## Given exercise
Below are some entries; can you quote all of them exactly?

————————

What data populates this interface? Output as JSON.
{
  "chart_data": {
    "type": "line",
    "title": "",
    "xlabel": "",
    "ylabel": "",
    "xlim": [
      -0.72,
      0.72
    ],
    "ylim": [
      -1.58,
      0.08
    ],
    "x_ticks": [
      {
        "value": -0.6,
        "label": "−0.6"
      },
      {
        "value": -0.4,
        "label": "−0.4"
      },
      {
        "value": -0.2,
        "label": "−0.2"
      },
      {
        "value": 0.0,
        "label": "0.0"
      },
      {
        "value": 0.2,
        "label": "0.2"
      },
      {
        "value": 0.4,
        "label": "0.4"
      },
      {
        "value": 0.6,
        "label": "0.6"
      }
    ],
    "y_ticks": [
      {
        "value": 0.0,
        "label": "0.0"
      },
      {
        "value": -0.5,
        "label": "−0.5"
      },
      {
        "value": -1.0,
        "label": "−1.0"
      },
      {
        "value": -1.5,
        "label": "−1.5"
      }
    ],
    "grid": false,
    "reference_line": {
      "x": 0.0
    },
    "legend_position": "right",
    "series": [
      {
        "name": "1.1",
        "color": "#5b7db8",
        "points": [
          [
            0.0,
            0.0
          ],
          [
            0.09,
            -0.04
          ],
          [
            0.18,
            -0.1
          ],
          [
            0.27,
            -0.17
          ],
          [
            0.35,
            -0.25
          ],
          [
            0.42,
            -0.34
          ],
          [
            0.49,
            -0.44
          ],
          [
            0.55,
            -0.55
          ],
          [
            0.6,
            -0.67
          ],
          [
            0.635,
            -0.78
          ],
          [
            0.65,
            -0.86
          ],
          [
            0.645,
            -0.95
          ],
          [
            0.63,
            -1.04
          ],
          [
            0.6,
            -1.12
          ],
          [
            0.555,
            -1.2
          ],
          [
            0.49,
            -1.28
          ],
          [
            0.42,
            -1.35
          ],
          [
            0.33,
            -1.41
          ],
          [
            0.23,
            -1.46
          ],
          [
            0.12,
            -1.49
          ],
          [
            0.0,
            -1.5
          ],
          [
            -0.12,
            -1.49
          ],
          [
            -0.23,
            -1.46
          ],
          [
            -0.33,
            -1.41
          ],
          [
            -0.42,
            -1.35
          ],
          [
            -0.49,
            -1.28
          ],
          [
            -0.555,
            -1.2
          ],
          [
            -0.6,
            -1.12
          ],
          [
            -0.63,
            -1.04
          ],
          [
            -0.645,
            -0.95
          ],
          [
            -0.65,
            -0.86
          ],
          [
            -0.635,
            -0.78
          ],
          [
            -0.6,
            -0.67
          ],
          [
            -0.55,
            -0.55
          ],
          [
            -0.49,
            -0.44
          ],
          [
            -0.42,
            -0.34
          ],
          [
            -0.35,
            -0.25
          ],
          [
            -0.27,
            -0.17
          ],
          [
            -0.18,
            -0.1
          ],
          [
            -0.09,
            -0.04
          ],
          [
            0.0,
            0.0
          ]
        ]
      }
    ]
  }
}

————————

## The response
What data populates this interface? Output as JSON.
{
  "chart_data": {
    "type": "line",
    "title": "",
    "xlabel": "",
    "ylabel": "",
    "xlim": [
      -0.72,
      0.72
    ],
    "ylim": [
      -1.58,
      0.08
    ],
    "x_ticks": [
      {
        "value": -0.6,
        "label": "−0.6"
      },
      {
        "value": -0.4,
        "label": "−0.4"
      },
      {
        "value": -0.2,
        "label": "−0.2"
      },
      {
        "value": 0.0,
        "label": "0.0"
      },
      {
        "value": 0.2,
        "label": "0.2"
      },
      {
        "value": 0.4,
        "label": "0.4"
      },
      {
        "value": 0.6,
        "label": "0.6"
      }
    ],
    "y_ticks": [
      {
        "value": 0.0,
        "label": "0.0"
      },
      {
        "value": -0.5,
        "label": "−0.5"
      },
      {
        "value": -1.0,
        "label": "−1.0"
      },
      {
        "value": -1.5,
        "label": "−1.5"
      }
    ],
    "grid": false,
    "reference_line": {
      "x": 0.0
    },
    "legend_position": "right",
    "series": [
      {
        "name": "1.1",
        "color": "#5b7db8",
        "points": [
          [
            0.0,
            0.0
          ],
          [
            0.09,
            -0.04
          ],
          [
            0.18,
            -0.1
          ],
          [
            0.27,
            -0.17
          ],
          [
            0.35,
            -0.25
          ],
          [
            0.42,
            -0.34
          ],
          [
            0.49,
            -0.44
          ],
          [
            0.55,
            -0.55
          ],
          [
            0.6,
            -0.67
          ],
          [
            0.635,
            -0.78
          ],
          [
            0.65,
            -0.86
          ],
          [
            0.645,
            -0.95
          ],
          [
            0.63,
            -1.04
          ],
          [
            0.6,
            -1.12
          ],
          [
            0.555,
            -1.2
          ],
          [
            0.49,
            -1.28
          ],
          [
            0.42,
            -1.35
          ],
          [
            0.33,
            -1.41
          ],
          [
            0.23,
            -1.46
          ],
          [
            0.12,
            -1.49
          ],
          [
            0.0,
            -1.5
          ],
          [
            -0.12,
            -1.49
          ],
          [
            -0.23,
            -1.46
          ],
          [
            -0.33,
            -1.41
          ],
          [
            -0.42,
            -1.35
          ],
          [
            -0.49,
            -1.28
          ],
          [
            -0.555,
            -1.2
          ],
          [
            -0.6,
            -1.12
          ],
          [
            -0.63,
            -1.04
          ],
          [
            -0.645,
            -0.95
          ],
          [
            -0.65,
            -0.86
          ],
          [
            -0.635,
            -0.78
          ],
          [
            -0.6,
            -0.67
          ],
          [
            -0.55,
            -0.55
          ],
          [
            -0.49,
            -0.44
          ],
          [
            -0.42,
            -0.34
          ],
          [
            -0.35,
            -0.25
          ],
          [
            -0.27,
            -0.17
          ],
          [
            -0.18,
            -0.1
          ],
          [
            -0.09,
            -0.04
          ],
          [
            0.0,
            0.0
          ]
        ]
      }
    ]
  }
}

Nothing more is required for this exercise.